▸ Brief: In the records below, locate the line containing "Read out every word on this page.", then output that line and all later lines exactly, through the last one.
● ● ● ●
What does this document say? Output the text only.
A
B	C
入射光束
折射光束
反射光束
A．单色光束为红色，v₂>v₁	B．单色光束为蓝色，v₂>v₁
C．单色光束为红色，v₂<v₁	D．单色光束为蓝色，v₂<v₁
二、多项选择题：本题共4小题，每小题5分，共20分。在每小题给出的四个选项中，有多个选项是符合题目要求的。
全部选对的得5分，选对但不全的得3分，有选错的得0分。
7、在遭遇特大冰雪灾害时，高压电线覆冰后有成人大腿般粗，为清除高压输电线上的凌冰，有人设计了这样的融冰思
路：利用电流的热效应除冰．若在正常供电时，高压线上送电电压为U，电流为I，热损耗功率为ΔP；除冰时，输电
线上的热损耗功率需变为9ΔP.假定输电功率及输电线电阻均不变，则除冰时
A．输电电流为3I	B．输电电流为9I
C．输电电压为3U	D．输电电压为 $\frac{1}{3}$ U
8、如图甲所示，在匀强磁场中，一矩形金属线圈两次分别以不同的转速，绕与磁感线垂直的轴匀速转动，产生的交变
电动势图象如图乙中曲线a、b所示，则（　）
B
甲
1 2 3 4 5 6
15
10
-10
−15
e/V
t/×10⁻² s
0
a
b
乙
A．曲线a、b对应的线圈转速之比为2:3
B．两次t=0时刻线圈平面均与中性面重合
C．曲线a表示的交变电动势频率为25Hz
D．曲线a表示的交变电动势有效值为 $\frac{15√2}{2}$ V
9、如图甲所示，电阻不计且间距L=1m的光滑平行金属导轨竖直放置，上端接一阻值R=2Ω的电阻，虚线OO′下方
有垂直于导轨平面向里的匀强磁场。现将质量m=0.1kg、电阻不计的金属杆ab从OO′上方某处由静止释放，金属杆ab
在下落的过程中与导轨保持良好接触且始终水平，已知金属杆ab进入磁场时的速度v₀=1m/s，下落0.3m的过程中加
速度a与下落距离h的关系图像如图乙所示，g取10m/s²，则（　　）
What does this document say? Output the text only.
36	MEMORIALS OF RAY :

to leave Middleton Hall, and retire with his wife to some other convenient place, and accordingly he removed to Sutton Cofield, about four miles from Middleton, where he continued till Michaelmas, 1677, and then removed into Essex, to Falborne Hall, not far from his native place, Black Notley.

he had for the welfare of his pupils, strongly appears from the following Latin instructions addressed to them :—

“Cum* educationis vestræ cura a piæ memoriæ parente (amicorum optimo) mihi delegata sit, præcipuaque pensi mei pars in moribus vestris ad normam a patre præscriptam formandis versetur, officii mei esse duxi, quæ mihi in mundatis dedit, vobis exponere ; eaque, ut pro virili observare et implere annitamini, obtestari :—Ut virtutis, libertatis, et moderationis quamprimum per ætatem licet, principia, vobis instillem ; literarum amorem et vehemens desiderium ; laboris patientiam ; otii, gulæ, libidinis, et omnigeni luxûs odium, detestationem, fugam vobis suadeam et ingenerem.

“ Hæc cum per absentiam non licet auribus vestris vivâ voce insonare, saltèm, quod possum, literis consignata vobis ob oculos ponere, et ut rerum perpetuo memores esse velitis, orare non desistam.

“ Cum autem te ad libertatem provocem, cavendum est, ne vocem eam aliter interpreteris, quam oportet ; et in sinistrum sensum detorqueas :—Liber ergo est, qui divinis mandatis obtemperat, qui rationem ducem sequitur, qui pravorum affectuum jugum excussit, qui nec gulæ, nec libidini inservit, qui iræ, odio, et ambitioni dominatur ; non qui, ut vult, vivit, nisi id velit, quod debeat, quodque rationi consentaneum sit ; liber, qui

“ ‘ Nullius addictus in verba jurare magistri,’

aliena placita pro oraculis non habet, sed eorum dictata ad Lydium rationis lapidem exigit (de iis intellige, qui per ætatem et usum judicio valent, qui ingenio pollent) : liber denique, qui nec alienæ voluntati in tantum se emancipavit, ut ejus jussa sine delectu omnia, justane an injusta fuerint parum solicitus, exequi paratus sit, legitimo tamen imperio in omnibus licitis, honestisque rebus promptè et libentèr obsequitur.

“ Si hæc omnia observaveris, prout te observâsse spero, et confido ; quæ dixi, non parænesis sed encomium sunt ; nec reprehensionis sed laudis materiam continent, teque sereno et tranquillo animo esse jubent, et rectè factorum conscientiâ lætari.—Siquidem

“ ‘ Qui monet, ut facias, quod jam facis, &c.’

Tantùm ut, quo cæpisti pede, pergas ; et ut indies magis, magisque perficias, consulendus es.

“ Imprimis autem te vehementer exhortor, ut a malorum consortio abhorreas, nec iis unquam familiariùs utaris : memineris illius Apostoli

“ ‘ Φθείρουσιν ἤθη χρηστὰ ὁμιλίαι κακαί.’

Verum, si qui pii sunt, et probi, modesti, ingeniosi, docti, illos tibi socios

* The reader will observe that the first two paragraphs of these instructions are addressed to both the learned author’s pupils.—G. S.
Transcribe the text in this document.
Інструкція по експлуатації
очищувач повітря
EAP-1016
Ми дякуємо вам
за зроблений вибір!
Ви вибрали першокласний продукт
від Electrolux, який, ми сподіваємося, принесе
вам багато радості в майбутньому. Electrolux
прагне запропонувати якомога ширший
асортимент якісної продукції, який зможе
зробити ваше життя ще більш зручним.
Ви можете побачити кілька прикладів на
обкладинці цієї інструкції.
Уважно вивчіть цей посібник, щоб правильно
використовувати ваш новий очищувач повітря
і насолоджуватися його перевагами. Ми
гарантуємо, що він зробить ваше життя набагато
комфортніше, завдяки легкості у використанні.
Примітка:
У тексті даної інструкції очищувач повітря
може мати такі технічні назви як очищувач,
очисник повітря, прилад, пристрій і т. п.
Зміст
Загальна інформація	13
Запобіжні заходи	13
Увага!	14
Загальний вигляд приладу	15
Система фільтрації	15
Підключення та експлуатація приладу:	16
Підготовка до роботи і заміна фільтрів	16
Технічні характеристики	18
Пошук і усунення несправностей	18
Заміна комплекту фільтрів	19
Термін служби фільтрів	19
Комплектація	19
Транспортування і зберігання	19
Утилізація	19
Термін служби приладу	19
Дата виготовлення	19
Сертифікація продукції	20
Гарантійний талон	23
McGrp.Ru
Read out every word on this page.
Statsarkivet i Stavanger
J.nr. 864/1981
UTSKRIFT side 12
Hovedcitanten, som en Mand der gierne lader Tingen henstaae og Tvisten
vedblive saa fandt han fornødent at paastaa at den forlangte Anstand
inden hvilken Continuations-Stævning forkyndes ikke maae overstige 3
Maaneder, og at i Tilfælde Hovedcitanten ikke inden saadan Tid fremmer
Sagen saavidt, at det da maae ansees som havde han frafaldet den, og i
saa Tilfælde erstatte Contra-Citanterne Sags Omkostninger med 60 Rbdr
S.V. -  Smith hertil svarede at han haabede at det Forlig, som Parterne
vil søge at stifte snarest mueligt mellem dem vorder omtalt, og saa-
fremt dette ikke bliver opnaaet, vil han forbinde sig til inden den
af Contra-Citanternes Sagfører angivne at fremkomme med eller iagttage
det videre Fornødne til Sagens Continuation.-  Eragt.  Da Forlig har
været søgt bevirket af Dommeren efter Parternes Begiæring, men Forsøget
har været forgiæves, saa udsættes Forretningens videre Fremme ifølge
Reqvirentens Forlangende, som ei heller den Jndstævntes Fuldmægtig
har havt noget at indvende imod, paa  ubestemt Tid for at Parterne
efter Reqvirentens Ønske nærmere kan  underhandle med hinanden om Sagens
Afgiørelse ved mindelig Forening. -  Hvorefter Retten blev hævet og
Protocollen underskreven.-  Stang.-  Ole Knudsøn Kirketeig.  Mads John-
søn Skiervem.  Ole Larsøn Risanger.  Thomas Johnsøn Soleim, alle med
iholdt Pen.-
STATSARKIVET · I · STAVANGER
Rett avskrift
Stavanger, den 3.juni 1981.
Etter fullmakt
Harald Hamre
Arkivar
● ● ● ●
▸ Exercise response:
Read out every word on this page.
Statsarkivet i Stavanger
J.nr. 864/1981
UTSKRIFT side 12
Hovedcitanten, som en Mand der gierne lader Tingen henstaae og Tvisten
vedblive saa fandt han fornødent at paastaa at den forlangte Anstand
inden hvilken Continuations-Stævning forkyndes ikke maae overstige 3
Maaneder, og at i Tilfælde Hovedcitanten ikke inden saadan Tid fremmer
Sagen saavidt, at det da maae ansees som havde han frafaldet den, og i
saa Tilfælde erstatte Contra-Citanterne Sags Omkostninger med 60 Rbdr
S.V. -  Smith hertil svarede at han haabede at det Forlig, som Parterne
vil søge at stifte snarest mueligt mellem dem vorder omtalt, og saa-
fremt dette ikke bliver opnaaet, vil han forbinde sig til inden den
af Contra-Citanternes Sagfører angivne at fremkomme med eller iagttage
det videre Fornødne til Sagens Continuation.-  Eragt.  Da Forlig har
været søgt bevirket af Dommeren efter Parternes Begiæring, men Forsøget
har været forgiæves, saa udsættes Forretningens videre Fremme ifølge
Reqvirentens Forlangende, som ei heller den Jndstævntes Fuldmægtig
har havt noget at indvende imod, paa  ubestemt Tid for at Parterne
efter Reqvirentens Ønske nærmere kan  underhandle med hinanden om Sagens
Afgiørelse ved mindelig Forening. -  Hvorefter Retten blev hævet og
Protocollen underskreven.-  Stang.-  Ole Knudsøn Kirketeig.  Mads John-
søn Skiervem.  Ole Larsøn Risanger.  Thomas Johnsøn Soleim, alle med
iholdt Pen.-
STATSARKIVET · I · STAVANGER
Rett avskrift
Stavanger, den 3.juni 1981.
Etter fullmakt
Harald Hamre
Arkivar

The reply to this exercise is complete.